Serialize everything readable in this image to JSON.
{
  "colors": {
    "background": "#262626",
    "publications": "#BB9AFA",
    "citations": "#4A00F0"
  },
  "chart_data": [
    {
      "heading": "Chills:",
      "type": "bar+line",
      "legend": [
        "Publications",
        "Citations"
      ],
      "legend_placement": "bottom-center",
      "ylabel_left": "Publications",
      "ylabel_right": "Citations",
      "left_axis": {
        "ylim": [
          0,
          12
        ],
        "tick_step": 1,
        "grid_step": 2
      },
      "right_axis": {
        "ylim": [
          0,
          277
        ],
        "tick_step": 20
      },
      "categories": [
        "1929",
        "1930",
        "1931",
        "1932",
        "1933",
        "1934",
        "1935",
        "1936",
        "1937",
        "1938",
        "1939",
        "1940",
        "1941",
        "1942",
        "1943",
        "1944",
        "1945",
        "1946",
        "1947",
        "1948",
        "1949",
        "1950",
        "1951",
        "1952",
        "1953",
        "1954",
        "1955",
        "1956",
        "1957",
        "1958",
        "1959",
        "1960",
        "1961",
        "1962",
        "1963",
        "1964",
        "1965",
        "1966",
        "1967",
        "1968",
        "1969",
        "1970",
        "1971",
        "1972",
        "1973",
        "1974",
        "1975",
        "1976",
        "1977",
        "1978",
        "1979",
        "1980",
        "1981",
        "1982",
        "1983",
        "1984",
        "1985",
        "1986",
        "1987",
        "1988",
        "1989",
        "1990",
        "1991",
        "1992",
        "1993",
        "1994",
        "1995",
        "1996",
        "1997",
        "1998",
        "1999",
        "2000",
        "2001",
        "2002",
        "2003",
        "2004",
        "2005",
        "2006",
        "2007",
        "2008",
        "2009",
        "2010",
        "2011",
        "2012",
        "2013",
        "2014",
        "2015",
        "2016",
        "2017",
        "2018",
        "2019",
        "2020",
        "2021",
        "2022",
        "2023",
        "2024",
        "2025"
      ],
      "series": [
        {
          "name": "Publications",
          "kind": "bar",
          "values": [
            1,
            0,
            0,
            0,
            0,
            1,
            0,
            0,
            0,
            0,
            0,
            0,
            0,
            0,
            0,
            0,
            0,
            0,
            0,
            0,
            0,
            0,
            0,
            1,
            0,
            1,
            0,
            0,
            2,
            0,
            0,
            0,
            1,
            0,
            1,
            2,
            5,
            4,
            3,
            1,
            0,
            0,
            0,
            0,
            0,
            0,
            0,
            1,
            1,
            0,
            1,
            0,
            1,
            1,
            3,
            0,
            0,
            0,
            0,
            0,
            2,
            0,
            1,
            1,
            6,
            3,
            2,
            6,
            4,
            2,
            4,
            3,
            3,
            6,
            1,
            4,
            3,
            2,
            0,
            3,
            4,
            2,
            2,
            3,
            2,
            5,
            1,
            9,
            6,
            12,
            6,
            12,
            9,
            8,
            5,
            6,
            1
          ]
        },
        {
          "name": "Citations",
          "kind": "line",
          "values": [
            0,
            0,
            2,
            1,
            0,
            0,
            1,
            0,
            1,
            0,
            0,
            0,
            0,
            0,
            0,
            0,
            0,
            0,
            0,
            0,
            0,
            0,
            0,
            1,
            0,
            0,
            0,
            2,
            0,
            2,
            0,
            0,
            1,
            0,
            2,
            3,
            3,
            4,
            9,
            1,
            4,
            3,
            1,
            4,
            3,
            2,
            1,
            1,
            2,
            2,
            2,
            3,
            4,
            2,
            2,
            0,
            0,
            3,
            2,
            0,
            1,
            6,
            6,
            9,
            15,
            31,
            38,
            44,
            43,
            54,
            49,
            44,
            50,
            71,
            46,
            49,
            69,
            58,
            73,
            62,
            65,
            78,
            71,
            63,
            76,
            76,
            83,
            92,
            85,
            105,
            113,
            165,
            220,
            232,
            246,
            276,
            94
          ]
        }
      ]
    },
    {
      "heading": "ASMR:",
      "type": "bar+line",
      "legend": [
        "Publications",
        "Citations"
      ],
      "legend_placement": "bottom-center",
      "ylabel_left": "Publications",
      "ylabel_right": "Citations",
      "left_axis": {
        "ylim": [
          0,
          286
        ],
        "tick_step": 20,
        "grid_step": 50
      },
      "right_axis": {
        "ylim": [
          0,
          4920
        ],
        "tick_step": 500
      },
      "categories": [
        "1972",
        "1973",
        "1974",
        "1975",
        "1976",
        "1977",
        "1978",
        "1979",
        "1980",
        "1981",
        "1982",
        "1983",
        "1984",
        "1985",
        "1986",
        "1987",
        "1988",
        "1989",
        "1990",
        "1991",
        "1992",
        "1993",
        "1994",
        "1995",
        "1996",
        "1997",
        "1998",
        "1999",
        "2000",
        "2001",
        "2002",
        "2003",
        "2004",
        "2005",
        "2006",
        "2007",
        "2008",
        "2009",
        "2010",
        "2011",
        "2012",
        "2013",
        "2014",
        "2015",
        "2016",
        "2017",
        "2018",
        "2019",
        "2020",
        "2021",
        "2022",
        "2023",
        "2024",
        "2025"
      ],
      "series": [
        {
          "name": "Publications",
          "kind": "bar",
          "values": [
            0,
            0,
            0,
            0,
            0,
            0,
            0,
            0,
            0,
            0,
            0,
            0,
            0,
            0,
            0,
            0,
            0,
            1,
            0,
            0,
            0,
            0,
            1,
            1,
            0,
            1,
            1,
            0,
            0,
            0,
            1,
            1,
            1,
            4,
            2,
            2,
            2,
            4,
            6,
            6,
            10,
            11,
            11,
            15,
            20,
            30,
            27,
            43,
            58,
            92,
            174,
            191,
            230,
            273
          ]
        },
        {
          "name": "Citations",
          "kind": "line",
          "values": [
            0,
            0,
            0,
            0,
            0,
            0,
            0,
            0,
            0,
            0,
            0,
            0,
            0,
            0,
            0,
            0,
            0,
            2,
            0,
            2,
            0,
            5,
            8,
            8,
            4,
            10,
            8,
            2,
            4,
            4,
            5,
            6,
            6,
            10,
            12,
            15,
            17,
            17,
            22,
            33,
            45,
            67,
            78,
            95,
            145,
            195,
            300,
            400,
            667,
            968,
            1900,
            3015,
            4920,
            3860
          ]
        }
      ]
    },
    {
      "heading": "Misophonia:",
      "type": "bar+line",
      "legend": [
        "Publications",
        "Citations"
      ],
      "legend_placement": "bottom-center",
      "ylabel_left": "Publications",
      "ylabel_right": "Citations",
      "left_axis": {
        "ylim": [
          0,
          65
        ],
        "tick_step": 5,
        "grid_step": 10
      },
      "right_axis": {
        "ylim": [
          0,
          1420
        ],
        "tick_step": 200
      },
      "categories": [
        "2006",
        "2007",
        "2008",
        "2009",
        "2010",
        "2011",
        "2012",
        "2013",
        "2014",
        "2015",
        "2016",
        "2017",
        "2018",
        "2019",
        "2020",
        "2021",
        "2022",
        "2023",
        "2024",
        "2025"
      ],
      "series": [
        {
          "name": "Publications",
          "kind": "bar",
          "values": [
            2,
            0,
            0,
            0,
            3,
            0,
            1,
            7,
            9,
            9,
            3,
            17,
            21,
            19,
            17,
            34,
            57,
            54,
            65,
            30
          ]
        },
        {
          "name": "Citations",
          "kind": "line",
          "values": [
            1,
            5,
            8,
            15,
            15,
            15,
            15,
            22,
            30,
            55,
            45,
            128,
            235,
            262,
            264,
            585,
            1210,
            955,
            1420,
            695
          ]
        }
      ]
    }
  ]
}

....

_Goal of the exercise_.
Show the data once more, exactly as it was written.

_Answer in full_.
Serialize everything readable in this image to JSON.
{
  "colors": {
    "background": "#262626",
    "publications": "#BB9AFA",
    "citations": "#4A00F0"
  },
  "chart_data": [
    {
      "heading": "Chills:",
      "type": "bar+line",
      "legend": [
        "Publications",
        "Citations"
      ],
      "legend_placement": "bottom-center",
      "ylabel_left": "Publications",
      "ylabel_right": "Citations",
      "left_axis": {
        "ylim": [
          0,
          12
        ],
        "tick_step": 1,
        "grid_step": 2
      },
      "right_axis": {
        "ylim": [
          0,
          277
        ],
        "tick_step": 20
      },
      "categories": [
        "1929",
        "1930",
        "1931",
        "1932",
        "1933",
        "1934",
        "1935",
        "1936",
        "1937",
        "1938",
        "1939",
        "1940",
        "1941",
        "1942",
        "1943",
        "1944",
        "1945",
        "1946",
        "1947",
        "1948",
        "1949",
        "1950",
        "1951",
        "1952",
        "1953",
        "1954",
        "1955",
        "1956",
        "1957",
        "1958",
        "1959",
        "1960",
        "1961",
        "1962",
        "1963",
        "1964",
        "1965",
        "1966",
        "1967",
        "1968",
        "1969",
        "1970",
        "1971",
        "1972",
        "1973",
        "1974",
        "1975",
        "1976",
        "1977",
        "1978",
        "1979",
        "1980",
        "1981",
        "1982",
        "1983",
        "1984",
        "1985",
        "1986",
        "1987",
        "1988",
        "1989",
        "1990",
        "1991",
        "1992",
        "1993",
        "1994",
        "1995",
        "1996",
        "1997",
        "1998",
        "1999",
        "2000",
        "2001",
        "2002",
        "2003",
        "2004",
        "2005",
        "2006",
        "2007",
        "2008",
        "2009",
        "2010",
        "2011",
        "2012",
        "2013",
        "2014",
        "2015",
        "2016",
        "2017",
        "2018",
        "2019",
        "2020",
        "2021",
        "2022",
        "2023",
        "2024",
        "2025"
      ],
      "series": [
        {
          "name": "Publications",
          "kind": "bar",
          "values": [
            1,
            0,
            0,
            0,
            0,
            1,
            0,
            0,
            0,
            0,
            0,
            0,
            0,
            0,
            0,
            0,
            0,
            0,
            0,
            0,
            0,
            0,
            0,
            1,
            0,
            1,
            0,
            0,
            2,
            0,
            0,
            0,
            1,
            0,
            1,
            2,
            5,
            4,
            3,
            1,
            0,
            0,
            0,
            0,
            0,
            0,
            0,
            1,
            1,
            0,
            1,
            0,
            1,
            1,
            3,
            0,
            0,
            0,
            0,
            0,
            2,
            0,
            1,
            1,
            6,
            3,
            2,
            6,
            4,
            2,
            4,
            3,
            3,
            6,
            1,
            4,
            3,
            2,
            0,
            3,
            4,
            2,
            2,
            3,
            2,
            5,
            1,
            9,
            6,
            12,
            6,
            12,
            9,
            8,
            5,
            6,
            1
          ]
        },
        {
          "name": "Citations",
          "kind": "line",
          "values": [
            0,
            0,
            2,
            1,
            0,
            0,
            1,
            0,
            1,
            0,
            0,
            0,
            0,
            0,
            0,
            0,
            0,
            0,
            0,
            0,
            0,
            0,
            0,
            1,
            0,
            0,
            0,
            2,
            0,
            2,
            0,
            0,
            1,
            0,
            2,
            3,
            3,
            4,
            9,
            1,
            4,
            3,
            1,
            4,
            3,
            2,
            1,
            1,
            2,
            2,
            2,
            3,
            4,
            2,
            2,
            0,
            0,
            3,
            2,
            0,
            1,
            6,
            6,
            9,
            15,
            31,
            38,
            44,
            43,
            54,
            49,
            44,
            50,
            71,
            46,
            49,
            69,
            58,
            73,
            62,
            65,
            78,
            71,
            63,
            76,
            76,
            83,
            92,
            85,
            105,
            113,
            165,
            220,
            232,
            246,
            276,
            94
          ]
        }
      ]
    },
    {
      "heading": "ASMR:",
      "type": "bar+line",
      "legend": [
        "Publications",
        "Citations"
      ],
      "legend_placement": "bottom-center",
      "ylabel_left": "Publications",
      "ylabel_right": "Citations",
      "left_axis": {
        "ylim": [
          0,
          286
        ],
        "tick_step": 20,
        "grid_step": 50
      },
      "right_axis": {
        "ylim": [
          0,
          4920
        ],
        "tick_step": 500
      },
      "categories": [
        "1972",
        "1973",
        "1974",
        "1975",
        "1976",
        "1977",
        "1978",
        "1979",
        "1980",
        "1981",
        "1982",
        "1983",
        "1984",
        "1985",
        "1986",
        "1987",
        "1988",
        "1989",
        "1990",
        "1991",
        "1992",
        "1993",
        "1994",
        "1995",
        "1996",
        "1997",
        "1998",
        "1999",
        "2000",
        "2001",
        "2002",
        "2003",
        "2004",
        "2005",
        "2006",
        "2007",
        "2008",
        "2009",
        "2010",
        "2011",
        "2012",
        "2013",
        "2014",
        "2015",
        "2016",
        "2017",
        "2018",
        "2019",
        "2020",
        "2021",
        "2022",
        "2023",
        "2024",
        "2025"
      ],
      "series": [
        {
          "name": "Publications",
          "kind": "bar",
          "values": [
            0,
            0,
            0,
            0,
            0,
            0,
            0,
            0,
            0,
            0,
            0,
            0,
            0,
            0,
            0,
            0,
            0,
            1,
            0,
            0,
            0,
            0,
            1,
            1,
            0,
            1,
            1,
            0,
            0,
            0,
            1,
            1,
            1,
            4,
            2,
            2,
            2,
            4,
            6,
            6,
            10,
            11,
            11,
            15,
            20,
            30,
            27,
            43,
            58,
            92,
            174,
            191,
            230,
            273
          ]
        },
        {
          "name": "Citations",
          "kind": "line",
          "values": [
            0,
            0,
            0,
            0,
            0,
            0,
            0,
            0,
            0,
            0,
            0,
            0,
            0,
            0,
            0,
            0,
            0,
            2,
            0,
            2,
            0,
            5,
            8,
            8,
            4,
            10,
            8,
            2,
            4,
            4,
            5,
            6,
            6,
            10,
            12,
            15,
            17,
            17,
            22,
            33,
            45,
            67,
            78,
            95,
            145,
            195,
            300,
            400,
            667,
            968,
            1900,
            3015,
            4920,
            3860
          ]
        }
      ]
    },
    {
      "heading": "Misophonia:",
      "type": "bar+line",
      "legend": [
        "Publications",
        "Citations"
      ],
      "legend_placement": "bottom-center",
      "ylabel_left": "Publications",
      "ylabel_right": "Citations",
      "left_axis": {
        "ylim": [
          0,
          65
        ],
        "tick_step": 5,
        "grid_step": 10
      },
      "right_axis": {
        "ylim": [
          0,
          1420
        ],
        "tick_step": 200
      },
      "categories": [
        "2006",
        "2007",
        "2008",
        "2009",
        "2010",
        "2011",
        "2012",
        "2013",
        "2014",
        "2015",
        "2016",
        "2017",
        "2018",
        "2019",
        "2020",
        "2021",
        "2022",
        "2023",
        "2024",
        "2025"
      ],
      "series": [
        {
          "name": "Publications",
          "kind": "bar",
          "values": [
            2,
            0,
            0,
            0,
            3,
            0,
            1,
            7,
            9,
            9,
            3,
            17,
            21,
            19,
            17,
            34,
            57,
            54,
            65,
            30
          ]
        },
        {
          "name": "Citations",
          "kind": "line",
          "values": [
            1,
            5,
            8,
            15,
            15,
            15,
            15,
            22,
            30,
            55,
            45,
            128,
            235,
            262,
            264,
            585,
            1210,
            955,
            1420,
            695
          ]
        }
      ]
    }
  ]
}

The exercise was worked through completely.